▶ **Aim**
Set down the records once more, please, exactly and with the pictures left out.

····················

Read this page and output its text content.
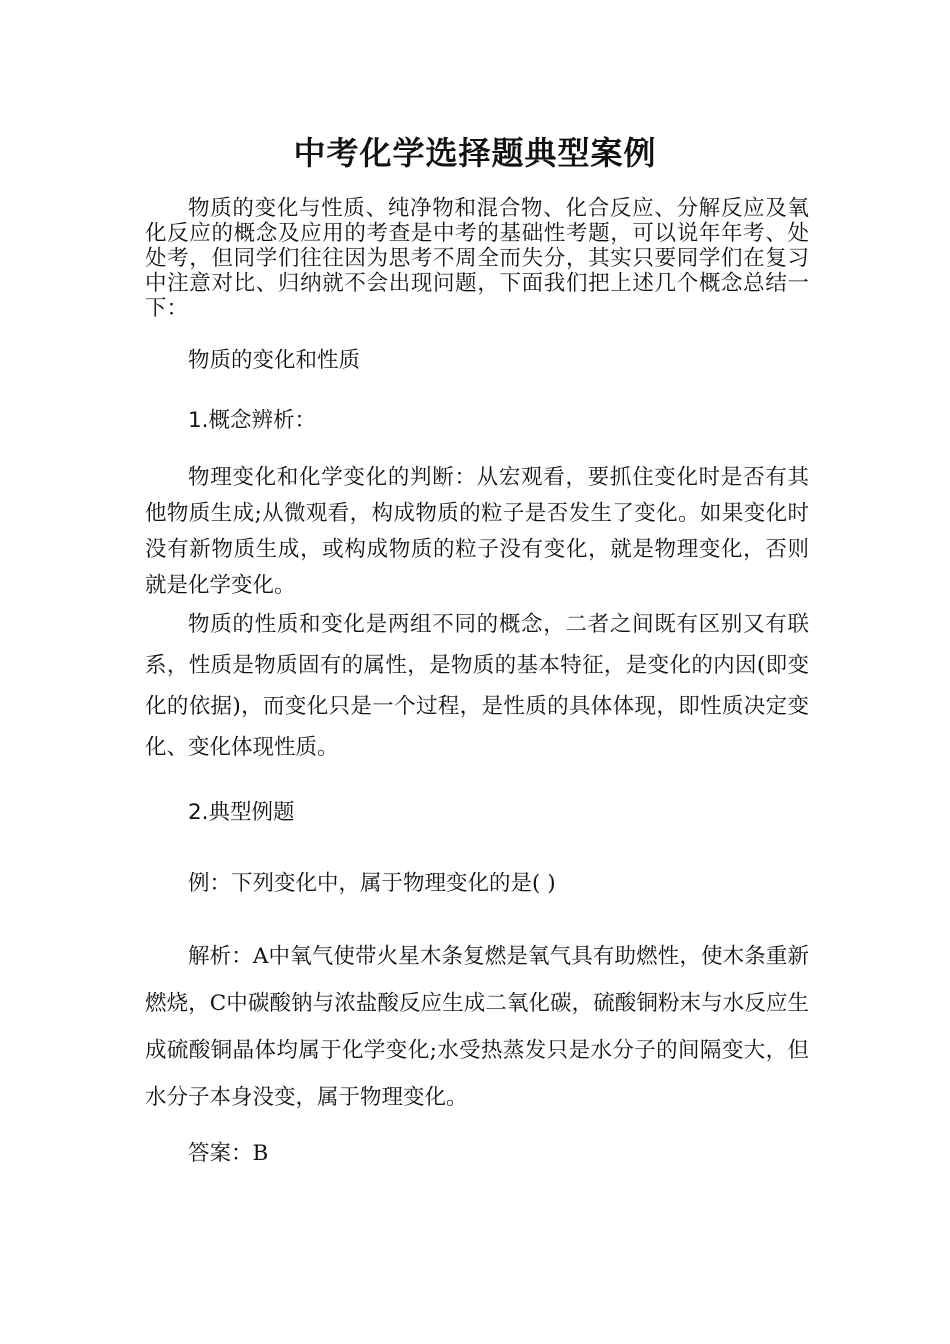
中考化学选择题典型案例

物质的变化与性质、纯净物和混合物、化合反应、分解反应及氧化反应的概念及应用的考查是中考的基础性考题，可以说年年考、处处考，但同学们往往因为思考不周全而失分，其实只要同学们在复习中注意对比、归纳就不会出现问题，下面我们把上述几个概念总结一下：

物质的变化和性质

1.概念辨析：

物理变化和化学变化的判断：从宏观看，要抓住变化时是否有其他物质生成;从微观看，构成物质的粒子是否发生了变化。如果变化时没有新物质生成，或构成物质的粒子没有变化，就是物理变化，否则就是化学变化。

物质的性质和变化是两组不同的概念，二者之间既有区别又有联系，性质是物质固有的属性，是物质的基本特征，是变化的内因(即变化的依据)，而变化只是一个过程，是性质的具体体现，即性质决定变化、变化体现性质。

2.典型例题

例：下列变化中，属于物理变化的是( )

解析：A中氧气使带火星木条复燃是氧气具有助燃性，使木条重新燃烧，C中碳酸钠与浓盐酸反应生成二氧化碳，硫酸铜粉末与水反应生成硫酸铜晶体均属于化学变化;水受热蒸发只是水分子的间隔变大，但水分子本身没变，属于物理变化。

答案：B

····················

▶ **Full response**
Read this page and output its text content.
中考化学选择题典型案例

物质的变化与性质、纯净物和混合物、化合反应、分解反应及氧化反应的概念及应用的考查是中考的基础性考题，可以说年年考、处处考，但同学们往往因为思考不周全而失分，其实只要同学们在复习中注意对比、归纳就不会出现问题，下面我们把上述几个概念总结一下：

物质的变化和性质

1.概念辨析：

物理变化和化学变化的判断：从宏观看，要抓住变化时是否有其他物质生成;从微观看，构成物质的粒子是否发生了变化。如果变化时没有新物质生成，或构成物质的粒子没有变化，就是物理变化，否则就是化学变化。

物质的性质和变化是两组不同的概念，二者之间既有区别又有联系，性质是物质固有的属性，是物质的基本特征，是变化的内因(即变化的依据)，而变化只是一个过程，是性质的具体体现，即性质决定变化、变化体现性质。

2.典型例题

例：下列变化中，属于物理变化的是( )

解析：A中氧气使带火星木条复燃是氧气具有助燃性，使木条重新燃烧，C中碳酸钠与浓盐酸反应生成二氧化碳，硫酸铜粉末与水反应生成硫酸铜晶体均属于化学变化;水受热蒸发只是水分子的间隔变大，但水分子本身没变，属于物理变化。

答案：B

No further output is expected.